DESCRIPTION OF THE TASK:
Write out the data below exactly as given, without any of its pictures.

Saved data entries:
####################

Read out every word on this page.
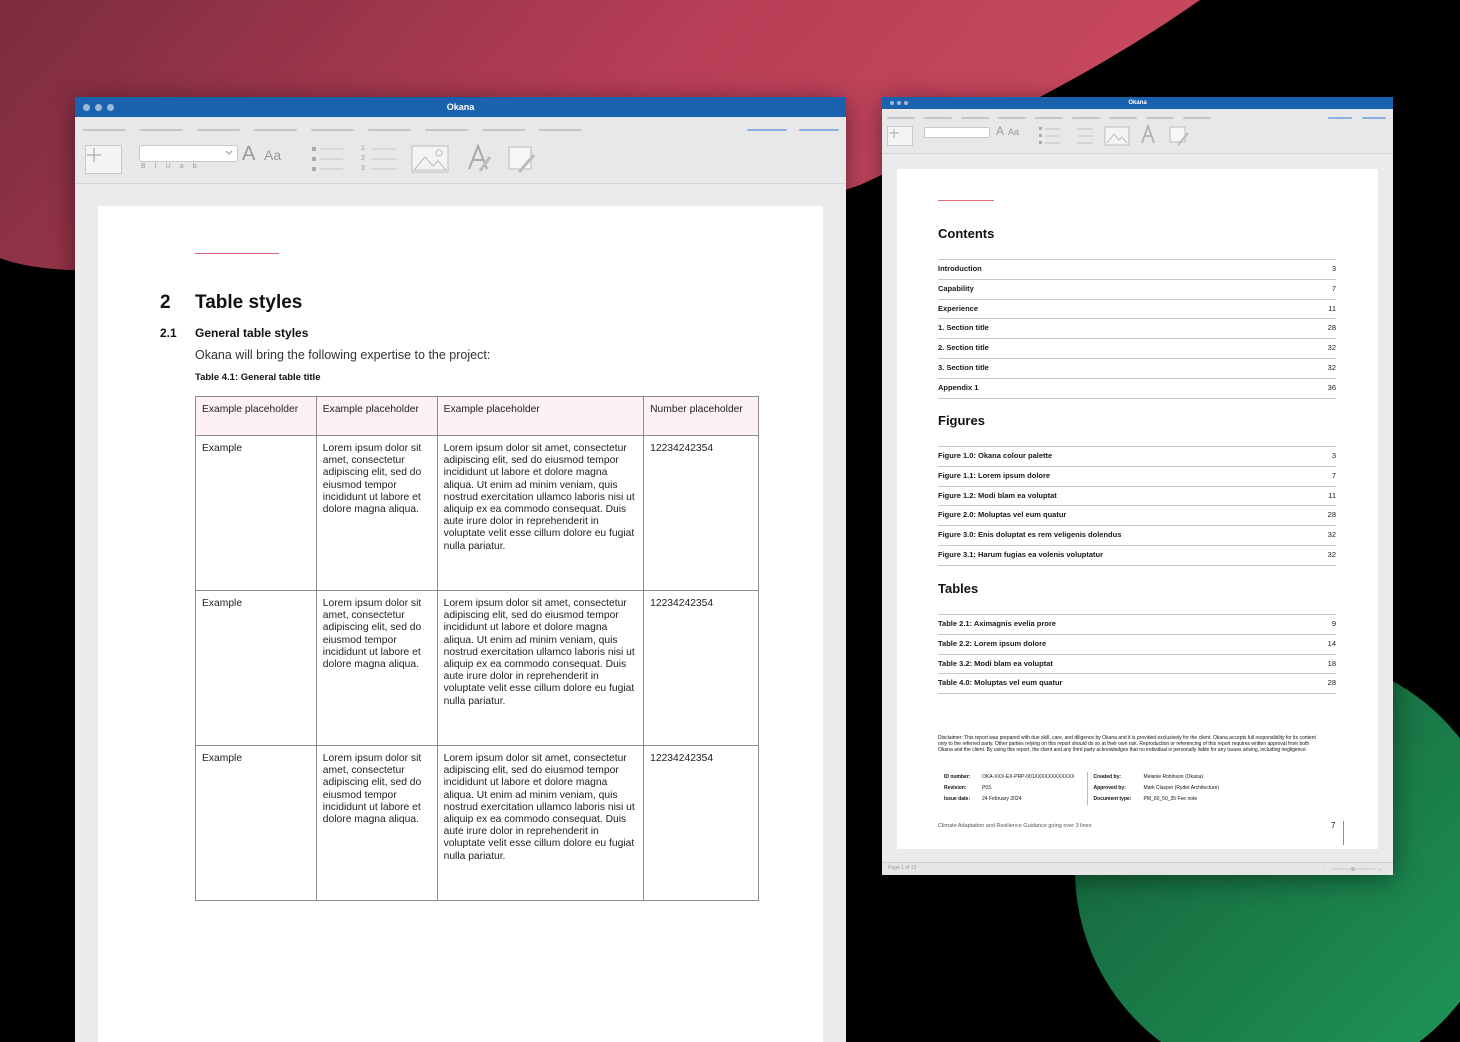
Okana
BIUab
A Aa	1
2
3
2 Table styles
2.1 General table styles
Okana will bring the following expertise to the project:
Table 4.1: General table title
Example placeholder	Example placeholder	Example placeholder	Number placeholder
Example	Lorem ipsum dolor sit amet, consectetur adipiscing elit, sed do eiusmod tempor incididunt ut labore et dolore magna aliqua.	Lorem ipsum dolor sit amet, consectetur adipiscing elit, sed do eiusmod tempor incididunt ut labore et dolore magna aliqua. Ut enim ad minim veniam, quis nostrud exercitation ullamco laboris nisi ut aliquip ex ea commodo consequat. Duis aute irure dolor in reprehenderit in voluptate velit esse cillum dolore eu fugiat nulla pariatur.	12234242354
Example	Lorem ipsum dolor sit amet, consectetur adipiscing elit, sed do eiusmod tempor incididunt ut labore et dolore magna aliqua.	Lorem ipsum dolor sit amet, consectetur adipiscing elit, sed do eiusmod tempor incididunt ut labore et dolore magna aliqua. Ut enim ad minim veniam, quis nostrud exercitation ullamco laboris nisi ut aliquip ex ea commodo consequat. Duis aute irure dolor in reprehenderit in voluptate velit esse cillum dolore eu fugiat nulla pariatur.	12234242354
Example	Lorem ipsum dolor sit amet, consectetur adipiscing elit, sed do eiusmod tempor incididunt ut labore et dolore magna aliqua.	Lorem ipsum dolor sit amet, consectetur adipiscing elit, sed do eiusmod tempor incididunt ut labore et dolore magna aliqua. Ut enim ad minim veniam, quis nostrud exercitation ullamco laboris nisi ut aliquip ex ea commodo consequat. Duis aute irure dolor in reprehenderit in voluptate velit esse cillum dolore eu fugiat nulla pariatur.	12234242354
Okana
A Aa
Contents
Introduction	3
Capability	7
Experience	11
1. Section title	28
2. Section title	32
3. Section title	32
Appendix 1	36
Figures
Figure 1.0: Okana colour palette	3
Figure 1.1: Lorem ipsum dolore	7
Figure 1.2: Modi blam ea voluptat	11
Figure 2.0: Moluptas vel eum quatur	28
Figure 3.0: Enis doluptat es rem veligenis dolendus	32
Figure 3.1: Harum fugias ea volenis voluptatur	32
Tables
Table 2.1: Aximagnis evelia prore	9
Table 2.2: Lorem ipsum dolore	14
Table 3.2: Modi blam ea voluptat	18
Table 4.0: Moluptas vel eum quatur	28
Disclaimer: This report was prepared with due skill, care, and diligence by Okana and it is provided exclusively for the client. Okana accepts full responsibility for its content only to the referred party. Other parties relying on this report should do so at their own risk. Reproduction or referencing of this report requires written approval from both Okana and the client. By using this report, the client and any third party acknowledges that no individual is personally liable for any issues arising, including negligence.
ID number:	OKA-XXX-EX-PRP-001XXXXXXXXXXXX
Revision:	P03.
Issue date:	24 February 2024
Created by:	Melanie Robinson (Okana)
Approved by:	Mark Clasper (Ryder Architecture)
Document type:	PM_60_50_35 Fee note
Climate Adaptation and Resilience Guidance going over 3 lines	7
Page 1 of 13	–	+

####################

COMPLETE OUTPUT:
Read out every word on this page.
Okana
BIUab
A Aa	1
2
3
2 Table styles
2.1 General table styles
Okana will bring the following expertise to the project:
Table 4.1: General table title
Example placeholder	Example placeholder	Example placeholder	Number placeholder
Example	Lorem ipsum dolor sit amet, consectetur adipiscing elit, sed do eiusmod tempor incididunt ut labore et dolore magna aliqua.	Lorem ipsum dolor sit amet, consectetur adipiscing elit, sed do eiusmod tempor incididunt ut labore et dolore magna aliqua. Ut enim ad minim veniam, quis nostrud exercitation ullamco laboris nisi ut aliquip ex ea commodo consequat. Duis aute irure dolor in reprehenderit in voluptate velit esse cillum dolore eu fugiat nulla pariatur.	12234242354
Example	Lorem ipsum dolor sit amet, consectetur adipiscing elit, sed do eiusmod tempor incididunt ut labore et dolore magna aliqua.	Lorem ipsum dolor sit amet, consectetur adipiscing elit, sed do eiusmod tempor incididunt ut labore et dolore magna aliqua. Ut enim ad minim veniam, quis nostrud exercitation ullamco laboris nisi ut aliquip ex ea commodo consequat. Duis aute irure dolor in reprehenderit in voluptate velit esse cillum dolore eu fugiat nulla pariatur.	12234242354
Example	Lorem ipsum dolor sit amet, consectetur adipiscing elit, sed do eiusmod tempor incididunt ut labore et dolore magna aliqua.	Lorem ipsum dolor sit amet, consectetur adipiscing elit, sed do eiusmod tempor incididunt ut labore et dolore magna aliqua. Ut enim ad minim veniam, quis nostrud exercitation ullamco laboris nisi ut aliquip ex ea commodo consequat. Duis aute irure dolor in reprehenderit in voluptate velit esse cillum dolore eu fugiat nulla pariatur.	12234242354
Okana
A Aa
Contents
Introduction	3
Capability	7
Experience	11
1. Section title	28
2. Section title	32
3. Section title	32
Appendix 1	36
Figures
Figure 1.0: Okana colour palette	3
Figure 1.1: Lorem ipsum dolore	7
Figure 1.2: Modi blam ea voluptat	11
Figure 2.0: Moluptas vel eum quatur	28
Figure 3.0: Enis doluptat es rem veligenis dolendus	32
Figure 3.1: Harum fugias ea volenis voluptatur	32
Tables
Table 2.1: Aximagnis evelia prore	9
Table 2.2: Lorem ipsum dolore	14
Table 3.2: Modi blam ea voluptat	18
Table 4.0: Moluptas vel eum quatur	28
Disclaimer: This report was prepared with due skill, care, and diligence by Okana and it is provided exclusively for the client. Okana accepts full responsibility for its content only to the referred party. Other parties relying on this report should do so at their own risk. Reproduction or referencing of this report requires written approval from both Okana and the client. By using this report, the client and any third party acknowledges that no individual is personally liable for any issues arising, including negligence.
ID number:	OKA-XXX-EX-PRP-001XXXXXXXXXXXX
Revision:	P03.
Issue date:	24 February 2024
Created by:	Melanie Robinson (Okana)
Approved by:	Mark Clasper (Ryder Architecture)
Document type:	PM_60_50_35 Fee note
Climate Adaptation and Resilience Guidance going over 3 lines	7
Page 1 of 13	–	+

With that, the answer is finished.